- [EXERCISE GOAL]: Repeat the material exactly, every line of it.

- [DATASET EXTRACT]:
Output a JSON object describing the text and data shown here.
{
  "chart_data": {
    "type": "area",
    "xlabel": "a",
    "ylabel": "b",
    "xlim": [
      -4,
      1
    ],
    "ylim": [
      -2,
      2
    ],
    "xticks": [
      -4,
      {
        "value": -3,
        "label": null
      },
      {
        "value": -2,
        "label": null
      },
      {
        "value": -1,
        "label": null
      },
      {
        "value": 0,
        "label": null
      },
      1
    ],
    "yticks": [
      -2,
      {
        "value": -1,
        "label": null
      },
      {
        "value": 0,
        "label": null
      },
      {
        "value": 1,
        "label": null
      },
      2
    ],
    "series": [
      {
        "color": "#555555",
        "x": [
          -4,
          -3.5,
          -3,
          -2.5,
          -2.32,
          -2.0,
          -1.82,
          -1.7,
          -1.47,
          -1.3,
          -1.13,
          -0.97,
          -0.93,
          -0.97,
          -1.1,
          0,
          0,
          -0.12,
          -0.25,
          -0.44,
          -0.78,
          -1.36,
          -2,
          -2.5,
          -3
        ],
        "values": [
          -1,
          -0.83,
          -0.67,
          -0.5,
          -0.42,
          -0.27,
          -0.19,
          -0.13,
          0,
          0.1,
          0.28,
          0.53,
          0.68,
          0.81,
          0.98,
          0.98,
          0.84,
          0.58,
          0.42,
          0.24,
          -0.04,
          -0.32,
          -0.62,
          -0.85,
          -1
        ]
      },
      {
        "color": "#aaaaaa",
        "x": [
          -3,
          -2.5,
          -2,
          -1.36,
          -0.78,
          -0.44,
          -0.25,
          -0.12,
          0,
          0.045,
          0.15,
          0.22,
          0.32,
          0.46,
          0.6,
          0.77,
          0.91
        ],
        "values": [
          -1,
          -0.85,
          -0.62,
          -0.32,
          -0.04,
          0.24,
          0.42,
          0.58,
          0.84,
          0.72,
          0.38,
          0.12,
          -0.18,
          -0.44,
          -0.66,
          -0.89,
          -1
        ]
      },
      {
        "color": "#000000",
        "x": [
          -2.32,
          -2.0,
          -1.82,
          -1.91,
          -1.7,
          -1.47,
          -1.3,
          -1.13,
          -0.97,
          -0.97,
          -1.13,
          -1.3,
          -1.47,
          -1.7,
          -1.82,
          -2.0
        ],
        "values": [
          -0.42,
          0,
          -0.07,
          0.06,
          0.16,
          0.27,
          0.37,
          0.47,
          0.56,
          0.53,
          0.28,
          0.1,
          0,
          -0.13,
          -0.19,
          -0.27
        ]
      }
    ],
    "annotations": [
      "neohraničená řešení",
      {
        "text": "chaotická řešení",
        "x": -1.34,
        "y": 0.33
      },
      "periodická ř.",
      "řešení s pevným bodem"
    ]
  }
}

- [EXERCISE ANSWER]:
Output a JSON object describing the text and data shown here.
{
  "chart_data": {
    "type": "area",
    "xlabel": "a",
    "ylabel": "b",
    "xlim": [
      -4,
      1
    ],
    "ylim": [
      -2,
      2
    ],
    "xticks": [
      -4,
      {
        "value": -3,
        "label": null
      },
      {
        "value": -2,
        "label": null
      },
      {
        "value": -1,
        "label": null
      },
      {
        "value": 0,
        "label": null
      },
      1
    ],
    "yticks": [
      -2,
      {
        "value": -1,
        "label": null
      },
      {
        "value": 0,
        "label": null
      },
      {
        "value": 1,
        "label": null
      },
      2
    ],
    "series": [
      {
        "color": "#555555",
        "x": [
          -4,
          -3.5,
          -3,
          -2.5,
          -2.32,
          -2.0,
          -1.82,
          -1.7,
          -1.47,
          -1.3,
          -1.13,
          -0.97,
          -0.93,
          -0.97,
          -1.1,
          0,
          0,
          -0.12,
          -0.25,
          -0.44,
          -0.78,
          -1.36,
          -2,
          -2.5,
          -3
        ],
        "values": [
          -1,
          -0.83,
          -0.67,
          -0.5,
          -0.42,
          -0.27,
          -0.19,
          -0.13,
          0,
          0.1,
          0.28,
          0.53,
          0.68,
          0.81,
          0.98,
          0.98,
          0.84,
          0.58,
          0.42,
          0.24,
          -0.04,
          -0.32,
          -0.62,
          -0.85,
          -1
        ]
      },
      {
        "color": "#aaaaaa",
        "x": [
          -3,
          -2.5,
          -2,
          -1.36,
          -0.78,
          -0.44,
          -0.25,
          -0.12,
          0,
          0.045,
          0.15,
          0.22,
          0.32,
          0.46,
          0.6,
          0.77,
          0.91
        ],
        "values": [
          -1,
          -0.85,
          -0.62,
          -0.32,
          -0.04,
          0.24,
          0.42,
          0.58,
          0.84,
          0.72,
          0.38,
          0.12,
          -0.18,
          -0.44,
          -0.66,
          -0.89,
          -1
        ]
      },
      {
        "color": "#000000",
        "x": [
          -2.32,
          -2.0,
          -1.82,
          -1.91,
          -1.7,
          -1.47,
          -1.3,
          -1.13,
          -0.97,
          -0.97,
          -1.13,
          -1.3,
          -1.47,
          -1.7,
          -1.82,
          -2.0
        ],
        "values": [
          -0.42,
          0,
          -0.07,
          0.06,
          0.16,
          0.27,
          0.37,
          0.47,
          0.56,
          0.53,
          0.28,
          0.1,
          0,
          -0.13,
          -0.19,
          -0.27
        ]
      }
    ],
    "annotations": [
      "neohraničená řešení",
      {
        "text": "chaotická řešení",
        "x": -1.34,
        "y": 0.33
      },
      "periodická ř.",
      "řešení s pevným bodem"
    ]
  }
}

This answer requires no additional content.